| Exercises |
[a] In the passage on vaccinating older people, list every disease that the text says has an available vaccine.
[b] Rewrite everything from "Providing GPs with" down to "60 years and older." in the passage on vaccinating older people, putting "general practitioners" in place of "GPs" wherever it occurs.

Providing GPs with evidence-based information about the severity and prevalence of diseases, and effectiveness and health benefits of the vaccines, together with an active role of GPs in informing older people about vaccines, could modify the intention towards additional vaccination of people 60 years and older.

Keywords

General practitioners Older people Vaccination Influenza Pneumonia Herpes zoster Pertussis Social cognitive predictors

Background

Life expectancy has increased around the world, resulting in a larger proportion of older people in the population. It is estimated that by 2060, 28.4% of the population in the EU will consist of people older than 65 years of age, which would be an increase of almost 10% since 2014 [1]. Age-dependent deterioration of the immune system, called immunosenescence, together with general frailty and possible co-morbidity make older people particularly susceptible to infectious diseases [2, 3]. Infectious diseases play an important role in the disease burden of older people and an increased social engagement among community-dwelling older adults might additionally increase the risks of transmission [46]. Moreover, immunity – vaccine and naturally acquired – can wane over time which makes reactivation of certain latent viruses possible [7]. Successful (re)vaccination of older people against vaccine preventable diseases (VPDs) may be an important preventive strategy for reducing the disease burden and health care costs in the aging population. Vaccines against influenza, pneumococcal disease, herpes zoster and pertussis are available, but only influenza is routinely offered to people aged 60 years and older in the Netherlands [8]. The diseases occur frequently among older people in the Netherlands [9] and vaccination against pneumococcal disease and herpes zoster is amongst others routinely offered to people aged 65 and 70 years of age respectively in the UK, while vaccination against pertussis is amongst others offered to people aged 65 in Belgium [10]. These vaccines are currently also being evaluated by the Dutch Health Council on their suitability to be routinely offered to older people in the near future.

As is the case in many European countries, general practitioners (GPs) carry out the national influenza vaccination program by selecting and inviting eligible patients from their registries and administering vaccination in the Netherlands. Moreover, previous research showed that the advice of the GP to get vaccinated was mentioned as the most important external influence on acceptance of vaccination by older people [11]. For this reason, they are the most likely choice in the Netherlands to administer vaccination when implementing new vaccination strategies for older people and to offer vaccination against infectious diseases other than influenza vaccination to elderly populations. Consequently, the feasibility of expanding the current program also depends on the willingness of GPs to organize and endorse new vaccination strategies. However, little is known about Dutch GPs’ attitude towards expanding the program for elderly people with additional vaccines, whether they would be willing to offer and administer those vaccines and under which circumstances.

| Data to examine |
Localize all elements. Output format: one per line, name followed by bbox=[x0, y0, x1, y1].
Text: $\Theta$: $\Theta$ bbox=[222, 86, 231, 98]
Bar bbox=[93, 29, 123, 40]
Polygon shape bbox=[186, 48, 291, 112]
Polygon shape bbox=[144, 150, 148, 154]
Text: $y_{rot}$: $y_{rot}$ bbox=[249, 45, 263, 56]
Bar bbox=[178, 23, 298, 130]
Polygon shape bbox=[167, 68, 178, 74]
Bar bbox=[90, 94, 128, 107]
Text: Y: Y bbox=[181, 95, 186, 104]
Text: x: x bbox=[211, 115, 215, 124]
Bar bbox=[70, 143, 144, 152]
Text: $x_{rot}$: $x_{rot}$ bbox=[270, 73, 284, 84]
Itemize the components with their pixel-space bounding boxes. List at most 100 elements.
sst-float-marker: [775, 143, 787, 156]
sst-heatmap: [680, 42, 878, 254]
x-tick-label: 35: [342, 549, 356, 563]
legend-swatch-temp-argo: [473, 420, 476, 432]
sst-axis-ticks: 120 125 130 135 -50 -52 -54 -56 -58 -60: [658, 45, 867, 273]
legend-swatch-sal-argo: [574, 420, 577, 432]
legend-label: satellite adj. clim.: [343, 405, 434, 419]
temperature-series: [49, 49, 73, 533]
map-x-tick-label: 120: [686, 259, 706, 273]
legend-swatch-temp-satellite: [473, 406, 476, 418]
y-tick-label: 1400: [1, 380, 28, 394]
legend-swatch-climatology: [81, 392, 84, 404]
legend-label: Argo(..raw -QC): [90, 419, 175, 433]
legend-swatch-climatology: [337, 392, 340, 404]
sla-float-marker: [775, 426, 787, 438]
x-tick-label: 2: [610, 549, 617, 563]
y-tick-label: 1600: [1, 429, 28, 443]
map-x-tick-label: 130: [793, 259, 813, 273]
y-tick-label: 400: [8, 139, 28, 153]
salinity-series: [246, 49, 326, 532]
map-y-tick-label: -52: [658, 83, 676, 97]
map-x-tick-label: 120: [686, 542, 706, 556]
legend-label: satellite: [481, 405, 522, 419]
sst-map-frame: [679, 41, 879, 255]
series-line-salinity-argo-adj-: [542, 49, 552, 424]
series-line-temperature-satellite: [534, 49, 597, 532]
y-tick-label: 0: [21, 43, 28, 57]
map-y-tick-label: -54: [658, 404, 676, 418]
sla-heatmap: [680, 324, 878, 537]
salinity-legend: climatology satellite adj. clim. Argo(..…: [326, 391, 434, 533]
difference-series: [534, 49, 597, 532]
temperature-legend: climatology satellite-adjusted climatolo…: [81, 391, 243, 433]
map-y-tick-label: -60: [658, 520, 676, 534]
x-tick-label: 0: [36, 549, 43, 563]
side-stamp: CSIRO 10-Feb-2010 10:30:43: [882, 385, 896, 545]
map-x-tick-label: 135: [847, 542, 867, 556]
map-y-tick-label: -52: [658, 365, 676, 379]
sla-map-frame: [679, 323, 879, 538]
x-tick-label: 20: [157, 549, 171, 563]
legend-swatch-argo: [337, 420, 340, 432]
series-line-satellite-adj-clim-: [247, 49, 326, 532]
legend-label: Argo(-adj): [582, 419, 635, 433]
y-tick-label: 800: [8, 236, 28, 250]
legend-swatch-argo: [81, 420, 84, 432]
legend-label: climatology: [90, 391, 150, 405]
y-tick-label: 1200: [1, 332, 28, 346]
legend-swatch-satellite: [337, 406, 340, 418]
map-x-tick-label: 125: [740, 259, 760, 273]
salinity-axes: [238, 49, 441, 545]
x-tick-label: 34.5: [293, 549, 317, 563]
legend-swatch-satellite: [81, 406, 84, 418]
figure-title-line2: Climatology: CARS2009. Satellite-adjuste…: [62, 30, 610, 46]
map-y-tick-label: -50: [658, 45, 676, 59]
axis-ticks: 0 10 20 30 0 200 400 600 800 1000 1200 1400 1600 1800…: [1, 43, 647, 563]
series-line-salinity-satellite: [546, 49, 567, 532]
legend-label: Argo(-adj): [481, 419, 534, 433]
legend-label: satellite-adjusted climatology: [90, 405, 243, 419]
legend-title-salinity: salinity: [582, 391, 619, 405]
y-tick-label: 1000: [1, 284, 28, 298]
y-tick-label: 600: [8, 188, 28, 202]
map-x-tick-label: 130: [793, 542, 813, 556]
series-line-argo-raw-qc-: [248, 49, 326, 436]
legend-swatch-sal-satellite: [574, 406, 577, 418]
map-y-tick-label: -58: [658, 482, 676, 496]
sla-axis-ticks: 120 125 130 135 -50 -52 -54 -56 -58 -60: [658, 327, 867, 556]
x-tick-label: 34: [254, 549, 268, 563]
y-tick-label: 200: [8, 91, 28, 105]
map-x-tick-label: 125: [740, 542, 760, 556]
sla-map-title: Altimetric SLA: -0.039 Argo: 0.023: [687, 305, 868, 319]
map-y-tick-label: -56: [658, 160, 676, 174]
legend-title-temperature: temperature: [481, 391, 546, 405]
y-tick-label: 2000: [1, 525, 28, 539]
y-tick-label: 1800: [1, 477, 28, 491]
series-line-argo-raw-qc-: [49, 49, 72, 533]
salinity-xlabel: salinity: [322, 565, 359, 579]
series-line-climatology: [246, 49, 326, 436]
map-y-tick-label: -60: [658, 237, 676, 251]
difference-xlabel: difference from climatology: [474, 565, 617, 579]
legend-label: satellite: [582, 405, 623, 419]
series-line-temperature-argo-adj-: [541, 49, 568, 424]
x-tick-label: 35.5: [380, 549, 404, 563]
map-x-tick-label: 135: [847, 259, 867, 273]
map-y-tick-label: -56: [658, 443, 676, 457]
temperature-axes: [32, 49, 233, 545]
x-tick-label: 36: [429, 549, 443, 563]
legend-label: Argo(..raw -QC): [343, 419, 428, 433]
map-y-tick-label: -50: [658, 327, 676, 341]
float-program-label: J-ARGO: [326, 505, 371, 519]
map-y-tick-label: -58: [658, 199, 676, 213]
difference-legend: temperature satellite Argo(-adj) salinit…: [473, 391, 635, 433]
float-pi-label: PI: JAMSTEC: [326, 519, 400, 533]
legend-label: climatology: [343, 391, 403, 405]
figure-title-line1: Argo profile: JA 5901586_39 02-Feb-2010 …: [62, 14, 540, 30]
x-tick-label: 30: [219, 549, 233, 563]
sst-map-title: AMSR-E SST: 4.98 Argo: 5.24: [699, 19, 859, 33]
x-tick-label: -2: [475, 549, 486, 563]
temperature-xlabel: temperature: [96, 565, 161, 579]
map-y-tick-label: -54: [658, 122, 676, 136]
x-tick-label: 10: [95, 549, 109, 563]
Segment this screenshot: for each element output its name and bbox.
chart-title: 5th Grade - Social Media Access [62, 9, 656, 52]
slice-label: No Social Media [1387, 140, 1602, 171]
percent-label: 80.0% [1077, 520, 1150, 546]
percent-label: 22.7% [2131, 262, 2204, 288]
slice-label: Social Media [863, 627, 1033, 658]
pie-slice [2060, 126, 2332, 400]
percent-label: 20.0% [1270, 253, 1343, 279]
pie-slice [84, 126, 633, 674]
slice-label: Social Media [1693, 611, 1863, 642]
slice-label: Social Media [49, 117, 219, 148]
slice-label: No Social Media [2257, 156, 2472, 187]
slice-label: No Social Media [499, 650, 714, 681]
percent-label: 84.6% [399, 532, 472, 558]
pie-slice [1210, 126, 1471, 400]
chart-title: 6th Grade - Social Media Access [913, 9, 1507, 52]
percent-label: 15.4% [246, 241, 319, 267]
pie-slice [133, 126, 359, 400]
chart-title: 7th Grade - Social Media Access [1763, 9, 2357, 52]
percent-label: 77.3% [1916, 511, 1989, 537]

| Exercise responses |
[a] influenza, pneumococcal disease, herpes zoster, pertussis

[b]
Providing general practitioners with evidence-based information about the severity and prevalence of diseases, and effectiveness and health benefits of the vaccines, together with an active role of general practitioners in informing older people about vaccines, could modify the intention towards additional vaccination of people 60 years and older.